Give the lines again from the first one through the line holding "reg-number-cell: 14737 bbox=[91, 1077, 135, 1097]", inclusive, swapping "Butcher" for "Baker" and leaving everything else as it is.

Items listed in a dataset
######

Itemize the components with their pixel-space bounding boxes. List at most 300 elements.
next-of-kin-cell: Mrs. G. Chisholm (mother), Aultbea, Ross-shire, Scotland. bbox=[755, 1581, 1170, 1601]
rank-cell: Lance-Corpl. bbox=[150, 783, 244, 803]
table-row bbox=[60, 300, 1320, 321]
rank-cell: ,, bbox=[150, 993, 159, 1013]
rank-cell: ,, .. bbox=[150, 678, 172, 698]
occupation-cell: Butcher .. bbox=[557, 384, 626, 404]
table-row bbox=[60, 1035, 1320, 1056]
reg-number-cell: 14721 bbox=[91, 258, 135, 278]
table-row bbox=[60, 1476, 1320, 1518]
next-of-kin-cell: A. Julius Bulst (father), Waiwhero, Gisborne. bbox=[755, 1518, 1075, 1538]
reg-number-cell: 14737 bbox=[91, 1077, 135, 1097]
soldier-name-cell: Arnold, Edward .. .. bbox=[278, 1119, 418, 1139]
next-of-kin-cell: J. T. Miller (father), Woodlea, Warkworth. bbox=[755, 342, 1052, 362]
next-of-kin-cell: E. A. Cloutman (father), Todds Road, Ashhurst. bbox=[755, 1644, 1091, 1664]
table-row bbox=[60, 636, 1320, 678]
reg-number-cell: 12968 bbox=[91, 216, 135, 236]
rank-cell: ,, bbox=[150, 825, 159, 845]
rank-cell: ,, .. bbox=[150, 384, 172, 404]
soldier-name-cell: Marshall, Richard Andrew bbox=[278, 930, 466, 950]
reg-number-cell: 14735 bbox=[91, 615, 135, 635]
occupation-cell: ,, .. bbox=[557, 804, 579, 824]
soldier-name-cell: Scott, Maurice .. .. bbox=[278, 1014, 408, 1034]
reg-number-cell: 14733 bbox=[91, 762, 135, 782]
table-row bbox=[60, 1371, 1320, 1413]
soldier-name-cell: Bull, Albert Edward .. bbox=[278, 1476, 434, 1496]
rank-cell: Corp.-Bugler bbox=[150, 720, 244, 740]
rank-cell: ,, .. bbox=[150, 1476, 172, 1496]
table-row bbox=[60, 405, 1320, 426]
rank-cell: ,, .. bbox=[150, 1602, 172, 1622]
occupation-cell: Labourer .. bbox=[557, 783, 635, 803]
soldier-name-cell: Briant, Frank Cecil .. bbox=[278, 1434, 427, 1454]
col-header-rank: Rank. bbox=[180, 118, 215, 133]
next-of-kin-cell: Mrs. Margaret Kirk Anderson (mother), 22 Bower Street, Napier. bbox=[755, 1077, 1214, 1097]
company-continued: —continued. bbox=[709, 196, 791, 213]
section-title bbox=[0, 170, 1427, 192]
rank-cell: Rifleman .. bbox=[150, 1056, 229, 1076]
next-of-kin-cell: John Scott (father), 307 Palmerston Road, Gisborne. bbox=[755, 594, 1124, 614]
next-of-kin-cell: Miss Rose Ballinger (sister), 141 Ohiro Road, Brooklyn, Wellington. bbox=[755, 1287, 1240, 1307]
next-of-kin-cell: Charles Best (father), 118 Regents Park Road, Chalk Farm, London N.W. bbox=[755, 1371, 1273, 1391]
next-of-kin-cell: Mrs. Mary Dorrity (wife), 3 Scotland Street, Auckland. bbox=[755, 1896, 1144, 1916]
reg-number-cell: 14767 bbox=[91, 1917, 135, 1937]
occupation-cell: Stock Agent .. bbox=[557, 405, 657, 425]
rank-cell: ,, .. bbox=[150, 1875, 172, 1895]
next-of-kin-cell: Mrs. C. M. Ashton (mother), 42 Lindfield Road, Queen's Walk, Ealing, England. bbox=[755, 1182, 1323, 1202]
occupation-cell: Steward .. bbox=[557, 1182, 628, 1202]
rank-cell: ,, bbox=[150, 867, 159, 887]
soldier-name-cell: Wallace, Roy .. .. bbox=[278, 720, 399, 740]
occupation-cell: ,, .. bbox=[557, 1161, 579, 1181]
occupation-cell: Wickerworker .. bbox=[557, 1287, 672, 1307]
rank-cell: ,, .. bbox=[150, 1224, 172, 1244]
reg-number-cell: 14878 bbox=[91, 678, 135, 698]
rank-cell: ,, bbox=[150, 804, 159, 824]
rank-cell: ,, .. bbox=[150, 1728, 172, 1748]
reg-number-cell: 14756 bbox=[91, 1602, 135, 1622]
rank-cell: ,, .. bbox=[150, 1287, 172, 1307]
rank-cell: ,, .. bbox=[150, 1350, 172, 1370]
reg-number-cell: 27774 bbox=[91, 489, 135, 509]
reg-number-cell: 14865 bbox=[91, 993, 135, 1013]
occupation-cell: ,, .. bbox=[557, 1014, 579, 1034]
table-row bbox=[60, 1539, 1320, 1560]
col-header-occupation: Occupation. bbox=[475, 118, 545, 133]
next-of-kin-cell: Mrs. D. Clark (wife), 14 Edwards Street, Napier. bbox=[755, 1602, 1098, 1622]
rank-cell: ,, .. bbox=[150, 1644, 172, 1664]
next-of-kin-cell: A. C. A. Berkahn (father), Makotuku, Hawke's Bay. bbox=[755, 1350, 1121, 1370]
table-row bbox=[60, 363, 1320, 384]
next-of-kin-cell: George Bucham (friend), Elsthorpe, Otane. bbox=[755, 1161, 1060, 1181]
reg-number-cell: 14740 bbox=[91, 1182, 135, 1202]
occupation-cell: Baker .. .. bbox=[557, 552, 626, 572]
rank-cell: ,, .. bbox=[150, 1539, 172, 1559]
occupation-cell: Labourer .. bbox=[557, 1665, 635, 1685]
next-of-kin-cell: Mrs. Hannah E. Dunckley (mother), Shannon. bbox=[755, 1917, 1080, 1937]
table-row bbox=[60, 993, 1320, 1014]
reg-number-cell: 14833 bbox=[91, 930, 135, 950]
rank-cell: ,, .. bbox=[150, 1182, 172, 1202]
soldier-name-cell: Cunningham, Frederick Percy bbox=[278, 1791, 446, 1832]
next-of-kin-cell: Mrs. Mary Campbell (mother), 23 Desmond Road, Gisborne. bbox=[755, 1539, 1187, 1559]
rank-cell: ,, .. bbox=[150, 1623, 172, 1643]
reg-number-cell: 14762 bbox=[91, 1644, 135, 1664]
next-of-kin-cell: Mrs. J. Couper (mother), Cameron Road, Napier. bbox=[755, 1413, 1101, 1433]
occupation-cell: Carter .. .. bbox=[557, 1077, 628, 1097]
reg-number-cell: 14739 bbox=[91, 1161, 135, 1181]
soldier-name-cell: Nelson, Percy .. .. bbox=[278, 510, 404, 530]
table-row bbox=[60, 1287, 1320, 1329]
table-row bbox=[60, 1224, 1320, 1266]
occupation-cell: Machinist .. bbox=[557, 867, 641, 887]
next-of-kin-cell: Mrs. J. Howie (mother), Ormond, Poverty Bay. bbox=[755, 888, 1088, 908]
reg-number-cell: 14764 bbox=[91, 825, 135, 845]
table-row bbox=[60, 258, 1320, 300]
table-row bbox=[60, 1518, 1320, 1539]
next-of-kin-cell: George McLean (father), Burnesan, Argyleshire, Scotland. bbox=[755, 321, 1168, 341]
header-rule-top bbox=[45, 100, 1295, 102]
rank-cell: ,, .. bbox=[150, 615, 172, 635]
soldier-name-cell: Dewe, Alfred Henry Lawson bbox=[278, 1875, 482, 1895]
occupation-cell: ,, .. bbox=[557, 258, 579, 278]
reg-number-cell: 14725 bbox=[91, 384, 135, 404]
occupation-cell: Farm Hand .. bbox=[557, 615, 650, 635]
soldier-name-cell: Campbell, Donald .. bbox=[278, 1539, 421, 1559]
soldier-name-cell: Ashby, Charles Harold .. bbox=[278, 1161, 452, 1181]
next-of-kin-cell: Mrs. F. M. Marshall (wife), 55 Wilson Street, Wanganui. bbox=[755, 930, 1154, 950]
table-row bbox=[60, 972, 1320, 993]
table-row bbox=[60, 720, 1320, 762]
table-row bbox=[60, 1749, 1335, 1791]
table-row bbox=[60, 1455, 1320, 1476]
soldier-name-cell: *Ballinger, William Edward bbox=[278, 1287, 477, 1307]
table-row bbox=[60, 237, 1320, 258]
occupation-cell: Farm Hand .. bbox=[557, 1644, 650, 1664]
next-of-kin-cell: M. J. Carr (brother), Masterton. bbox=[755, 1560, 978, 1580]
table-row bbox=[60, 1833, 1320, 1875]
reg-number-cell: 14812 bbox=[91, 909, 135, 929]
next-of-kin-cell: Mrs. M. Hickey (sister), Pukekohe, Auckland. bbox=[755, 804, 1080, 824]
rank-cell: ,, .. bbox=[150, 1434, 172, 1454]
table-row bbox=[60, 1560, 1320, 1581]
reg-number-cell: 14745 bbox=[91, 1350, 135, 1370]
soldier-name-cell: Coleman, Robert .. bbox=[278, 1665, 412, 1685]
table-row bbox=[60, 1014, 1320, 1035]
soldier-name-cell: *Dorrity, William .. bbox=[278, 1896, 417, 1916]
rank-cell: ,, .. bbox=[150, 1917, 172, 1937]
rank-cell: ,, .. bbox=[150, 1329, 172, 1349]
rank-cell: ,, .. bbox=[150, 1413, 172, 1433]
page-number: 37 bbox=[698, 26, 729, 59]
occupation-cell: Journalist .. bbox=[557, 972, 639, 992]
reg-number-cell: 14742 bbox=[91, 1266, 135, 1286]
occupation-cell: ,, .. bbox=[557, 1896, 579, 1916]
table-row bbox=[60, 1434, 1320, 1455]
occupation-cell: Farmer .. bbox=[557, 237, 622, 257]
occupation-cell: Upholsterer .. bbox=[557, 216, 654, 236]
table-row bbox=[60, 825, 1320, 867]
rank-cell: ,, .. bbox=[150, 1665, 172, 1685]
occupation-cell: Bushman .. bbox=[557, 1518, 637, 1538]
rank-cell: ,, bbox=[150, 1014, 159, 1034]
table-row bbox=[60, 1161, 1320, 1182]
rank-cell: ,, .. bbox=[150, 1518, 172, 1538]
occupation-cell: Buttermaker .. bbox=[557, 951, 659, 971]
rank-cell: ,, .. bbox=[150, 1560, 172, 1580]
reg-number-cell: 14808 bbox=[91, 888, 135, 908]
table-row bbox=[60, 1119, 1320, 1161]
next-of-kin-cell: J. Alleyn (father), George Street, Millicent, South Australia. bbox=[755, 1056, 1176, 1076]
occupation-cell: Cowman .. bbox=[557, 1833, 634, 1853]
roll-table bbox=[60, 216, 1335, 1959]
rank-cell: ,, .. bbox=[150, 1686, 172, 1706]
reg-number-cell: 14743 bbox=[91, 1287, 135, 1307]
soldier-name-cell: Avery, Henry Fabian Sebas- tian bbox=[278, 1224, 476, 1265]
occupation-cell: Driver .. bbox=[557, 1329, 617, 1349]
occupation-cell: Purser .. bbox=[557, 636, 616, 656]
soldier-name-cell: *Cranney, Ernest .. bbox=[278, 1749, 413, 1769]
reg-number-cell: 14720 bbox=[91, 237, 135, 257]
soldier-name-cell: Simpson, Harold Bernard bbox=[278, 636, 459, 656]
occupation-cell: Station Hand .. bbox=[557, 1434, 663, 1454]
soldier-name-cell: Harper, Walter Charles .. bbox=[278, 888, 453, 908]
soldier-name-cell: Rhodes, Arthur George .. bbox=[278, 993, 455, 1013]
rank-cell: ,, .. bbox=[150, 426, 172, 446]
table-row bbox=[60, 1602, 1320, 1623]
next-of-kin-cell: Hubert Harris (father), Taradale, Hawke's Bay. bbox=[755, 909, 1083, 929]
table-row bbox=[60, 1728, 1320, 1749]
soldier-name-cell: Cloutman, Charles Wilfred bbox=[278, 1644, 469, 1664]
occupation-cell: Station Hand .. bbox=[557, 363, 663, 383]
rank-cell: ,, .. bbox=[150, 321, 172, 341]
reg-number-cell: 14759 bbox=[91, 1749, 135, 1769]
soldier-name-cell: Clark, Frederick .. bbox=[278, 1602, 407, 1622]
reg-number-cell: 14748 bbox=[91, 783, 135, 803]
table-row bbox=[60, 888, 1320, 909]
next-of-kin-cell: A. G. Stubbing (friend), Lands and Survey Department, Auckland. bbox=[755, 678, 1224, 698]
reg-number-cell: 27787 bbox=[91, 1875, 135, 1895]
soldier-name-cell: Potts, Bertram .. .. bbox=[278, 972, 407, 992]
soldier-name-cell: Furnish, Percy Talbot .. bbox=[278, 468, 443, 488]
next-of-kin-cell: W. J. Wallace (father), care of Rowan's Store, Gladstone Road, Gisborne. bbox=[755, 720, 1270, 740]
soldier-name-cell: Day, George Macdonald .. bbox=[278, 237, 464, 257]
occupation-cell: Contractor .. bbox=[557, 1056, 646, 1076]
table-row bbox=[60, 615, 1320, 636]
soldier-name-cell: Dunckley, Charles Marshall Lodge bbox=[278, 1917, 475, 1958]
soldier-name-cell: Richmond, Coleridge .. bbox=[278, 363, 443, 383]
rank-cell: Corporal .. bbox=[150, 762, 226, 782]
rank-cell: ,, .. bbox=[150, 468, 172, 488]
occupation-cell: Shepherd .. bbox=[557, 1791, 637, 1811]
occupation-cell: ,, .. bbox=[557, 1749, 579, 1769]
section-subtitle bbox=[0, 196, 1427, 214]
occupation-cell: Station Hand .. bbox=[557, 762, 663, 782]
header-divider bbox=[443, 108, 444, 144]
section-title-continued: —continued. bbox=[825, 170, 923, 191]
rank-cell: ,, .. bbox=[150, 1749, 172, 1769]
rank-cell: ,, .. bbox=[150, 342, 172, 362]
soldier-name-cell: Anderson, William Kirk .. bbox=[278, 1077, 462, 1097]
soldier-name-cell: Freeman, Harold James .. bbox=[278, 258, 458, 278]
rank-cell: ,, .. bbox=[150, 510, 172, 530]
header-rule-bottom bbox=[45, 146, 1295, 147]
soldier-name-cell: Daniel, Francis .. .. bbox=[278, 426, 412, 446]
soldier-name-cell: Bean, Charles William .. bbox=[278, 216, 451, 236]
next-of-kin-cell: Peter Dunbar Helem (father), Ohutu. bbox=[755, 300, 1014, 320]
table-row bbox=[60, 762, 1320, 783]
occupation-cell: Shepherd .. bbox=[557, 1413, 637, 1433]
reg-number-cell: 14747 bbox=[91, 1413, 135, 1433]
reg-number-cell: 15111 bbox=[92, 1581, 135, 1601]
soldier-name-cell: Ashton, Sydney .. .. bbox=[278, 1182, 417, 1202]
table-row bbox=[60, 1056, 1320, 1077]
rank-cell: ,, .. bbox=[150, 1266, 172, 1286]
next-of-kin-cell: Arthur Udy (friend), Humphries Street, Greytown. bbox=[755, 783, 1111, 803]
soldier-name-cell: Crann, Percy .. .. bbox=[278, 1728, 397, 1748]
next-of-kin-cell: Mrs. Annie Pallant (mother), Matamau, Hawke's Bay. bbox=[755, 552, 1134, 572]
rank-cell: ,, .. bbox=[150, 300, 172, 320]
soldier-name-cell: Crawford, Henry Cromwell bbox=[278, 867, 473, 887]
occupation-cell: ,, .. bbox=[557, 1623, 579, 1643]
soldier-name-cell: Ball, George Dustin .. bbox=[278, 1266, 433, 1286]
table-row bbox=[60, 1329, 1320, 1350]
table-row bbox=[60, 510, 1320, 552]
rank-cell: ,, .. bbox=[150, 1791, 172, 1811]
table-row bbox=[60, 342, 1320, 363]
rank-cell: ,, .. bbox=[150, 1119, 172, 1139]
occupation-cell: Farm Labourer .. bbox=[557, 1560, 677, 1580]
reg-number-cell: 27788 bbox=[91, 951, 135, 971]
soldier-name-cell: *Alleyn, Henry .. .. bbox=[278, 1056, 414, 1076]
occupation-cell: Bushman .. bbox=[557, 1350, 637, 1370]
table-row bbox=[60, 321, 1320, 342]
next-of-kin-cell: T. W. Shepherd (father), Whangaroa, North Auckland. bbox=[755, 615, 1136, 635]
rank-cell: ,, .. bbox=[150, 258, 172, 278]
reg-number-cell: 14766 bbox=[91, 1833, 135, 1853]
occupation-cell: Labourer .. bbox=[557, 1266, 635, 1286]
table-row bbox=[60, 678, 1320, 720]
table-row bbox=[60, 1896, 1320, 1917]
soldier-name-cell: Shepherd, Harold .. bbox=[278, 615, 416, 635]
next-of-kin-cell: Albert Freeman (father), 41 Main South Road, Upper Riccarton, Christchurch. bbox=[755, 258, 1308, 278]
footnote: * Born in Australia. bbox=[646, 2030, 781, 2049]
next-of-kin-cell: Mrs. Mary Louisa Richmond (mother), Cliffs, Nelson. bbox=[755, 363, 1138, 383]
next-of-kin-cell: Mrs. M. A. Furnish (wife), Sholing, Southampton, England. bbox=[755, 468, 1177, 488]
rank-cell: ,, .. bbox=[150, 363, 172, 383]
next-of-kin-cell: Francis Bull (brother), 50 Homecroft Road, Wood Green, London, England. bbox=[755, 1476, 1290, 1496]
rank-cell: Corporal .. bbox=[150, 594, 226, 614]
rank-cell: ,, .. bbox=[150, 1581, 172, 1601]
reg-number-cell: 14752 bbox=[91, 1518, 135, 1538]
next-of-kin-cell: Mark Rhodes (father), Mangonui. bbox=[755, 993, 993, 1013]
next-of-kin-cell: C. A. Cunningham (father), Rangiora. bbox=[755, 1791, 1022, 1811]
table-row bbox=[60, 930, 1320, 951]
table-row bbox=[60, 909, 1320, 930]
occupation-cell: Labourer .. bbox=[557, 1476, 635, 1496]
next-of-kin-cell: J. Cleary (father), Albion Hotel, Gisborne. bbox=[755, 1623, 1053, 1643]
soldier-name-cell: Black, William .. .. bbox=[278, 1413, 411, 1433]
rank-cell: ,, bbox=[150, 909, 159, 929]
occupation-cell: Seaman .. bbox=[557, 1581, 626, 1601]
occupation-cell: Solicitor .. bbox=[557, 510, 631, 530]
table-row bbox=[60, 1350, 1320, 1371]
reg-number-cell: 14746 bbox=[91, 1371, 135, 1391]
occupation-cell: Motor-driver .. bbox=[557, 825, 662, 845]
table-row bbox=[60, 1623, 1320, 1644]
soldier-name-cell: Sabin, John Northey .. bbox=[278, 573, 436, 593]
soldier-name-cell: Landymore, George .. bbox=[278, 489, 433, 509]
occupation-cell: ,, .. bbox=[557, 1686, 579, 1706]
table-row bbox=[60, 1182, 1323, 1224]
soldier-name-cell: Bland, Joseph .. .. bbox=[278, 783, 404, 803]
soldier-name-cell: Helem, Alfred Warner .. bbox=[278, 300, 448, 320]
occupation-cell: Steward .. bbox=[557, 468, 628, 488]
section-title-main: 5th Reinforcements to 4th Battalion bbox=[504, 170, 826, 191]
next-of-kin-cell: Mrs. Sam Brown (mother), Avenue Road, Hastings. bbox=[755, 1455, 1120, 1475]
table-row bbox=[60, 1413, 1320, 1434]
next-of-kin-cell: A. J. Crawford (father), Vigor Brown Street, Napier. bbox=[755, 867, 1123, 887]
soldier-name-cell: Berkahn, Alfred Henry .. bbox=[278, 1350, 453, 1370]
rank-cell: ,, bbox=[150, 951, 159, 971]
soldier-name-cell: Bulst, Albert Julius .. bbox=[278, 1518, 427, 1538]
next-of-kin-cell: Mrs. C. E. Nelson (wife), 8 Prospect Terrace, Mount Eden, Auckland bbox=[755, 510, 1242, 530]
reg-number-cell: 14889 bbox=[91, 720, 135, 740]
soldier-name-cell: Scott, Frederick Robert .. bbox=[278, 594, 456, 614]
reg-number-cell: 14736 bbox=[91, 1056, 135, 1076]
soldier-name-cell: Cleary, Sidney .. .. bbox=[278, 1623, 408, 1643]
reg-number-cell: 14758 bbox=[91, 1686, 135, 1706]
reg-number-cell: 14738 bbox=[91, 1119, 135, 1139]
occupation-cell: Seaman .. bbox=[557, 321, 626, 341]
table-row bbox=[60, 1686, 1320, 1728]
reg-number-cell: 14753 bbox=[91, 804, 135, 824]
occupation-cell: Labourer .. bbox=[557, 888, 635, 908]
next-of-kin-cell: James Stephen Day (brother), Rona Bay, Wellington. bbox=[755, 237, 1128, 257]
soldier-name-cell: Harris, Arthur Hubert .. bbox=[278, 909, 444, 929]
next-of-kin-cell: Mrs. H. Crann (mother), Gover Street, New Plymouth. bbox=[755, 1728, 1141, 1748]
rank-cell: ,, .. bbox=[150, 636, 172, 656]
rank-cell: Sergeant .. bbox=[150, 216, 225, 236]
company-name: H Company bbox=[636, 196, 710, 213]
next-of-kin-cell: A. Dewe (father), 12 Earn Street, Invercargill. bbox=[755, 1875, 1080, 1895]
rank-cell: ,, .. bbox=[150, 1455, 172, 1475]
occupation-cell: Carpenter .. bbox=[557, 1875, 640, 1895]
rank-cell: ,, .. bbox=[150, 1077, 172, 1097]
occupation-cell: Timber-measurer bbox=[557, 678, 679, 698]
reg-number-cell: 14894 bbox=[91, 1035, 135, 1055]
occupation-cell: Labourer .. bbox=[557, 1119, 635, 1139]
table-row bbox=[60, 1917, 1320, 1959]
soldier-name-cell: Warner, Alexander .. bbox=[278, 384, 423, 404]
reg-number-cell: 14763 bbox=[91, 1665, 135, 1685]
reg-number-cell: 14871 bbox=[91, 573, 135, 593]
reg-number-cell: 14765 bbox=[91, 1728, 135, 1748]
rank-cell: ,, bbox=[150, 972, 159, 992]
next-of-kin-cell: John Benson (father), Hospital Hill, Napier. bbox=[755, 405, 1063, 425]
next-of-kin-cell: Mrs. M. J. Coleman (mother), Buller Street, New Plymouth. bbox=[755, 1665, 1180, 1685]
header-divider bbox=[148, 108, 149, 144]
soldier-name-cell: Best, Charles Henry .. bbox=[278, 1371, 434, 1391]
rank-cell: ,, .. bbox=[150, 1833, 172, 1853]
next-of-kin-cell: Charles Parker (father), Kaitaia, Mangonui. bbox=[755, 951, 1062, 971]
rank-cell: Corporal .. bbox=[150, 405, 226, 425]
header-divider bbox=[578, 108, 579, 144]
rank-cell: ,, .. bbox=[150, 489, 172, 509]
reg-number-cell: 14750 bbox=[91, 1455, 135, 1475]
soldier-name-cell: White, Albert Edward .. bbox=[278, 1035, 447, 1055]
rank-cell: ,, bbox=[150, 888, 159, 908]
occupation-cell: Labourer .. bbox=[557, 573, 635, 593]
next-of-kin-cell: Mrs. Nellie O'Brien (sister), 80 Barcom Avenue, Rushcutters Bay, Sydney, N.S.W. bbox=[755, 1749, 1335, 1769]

######

Completed exercise ::
Itemize the components with their pixel-space bounding boxes. List at most 300 elements.
next-of-kin-cell: Mrs. G. Chisholm (mother), Aultbea, Ross-shire, Scotland. bbox=[755, 1581, 1170, 1601]
rank-cell: Lance-Corpl. bbox=[150, 783, 244, 803]
table-row bbox=[60, 300, 1320, 321]
rank-cell: ,, bbox=[150, 993, 159, 1013]
rank-cell: ,, .. bbox=[150, 678, 172, 698]
occupation-cell: Baker .. bbox=[557, 384, 626, 404]
table-row bbox=[60, 1035, 1320, 1056]
reg-number-cell: 14721 bbox=[91, 258, 135, 278]
table-row bbox=[60, 1476, 1320, 1518]
next-of-kin-cell: A. Julius Bulst (father), Waiwhero, Gisborne. bbox=[755, 1518, 1075, 1538]
reg-number-cell: 14737 bbox=[91, 1077, 135, 1097]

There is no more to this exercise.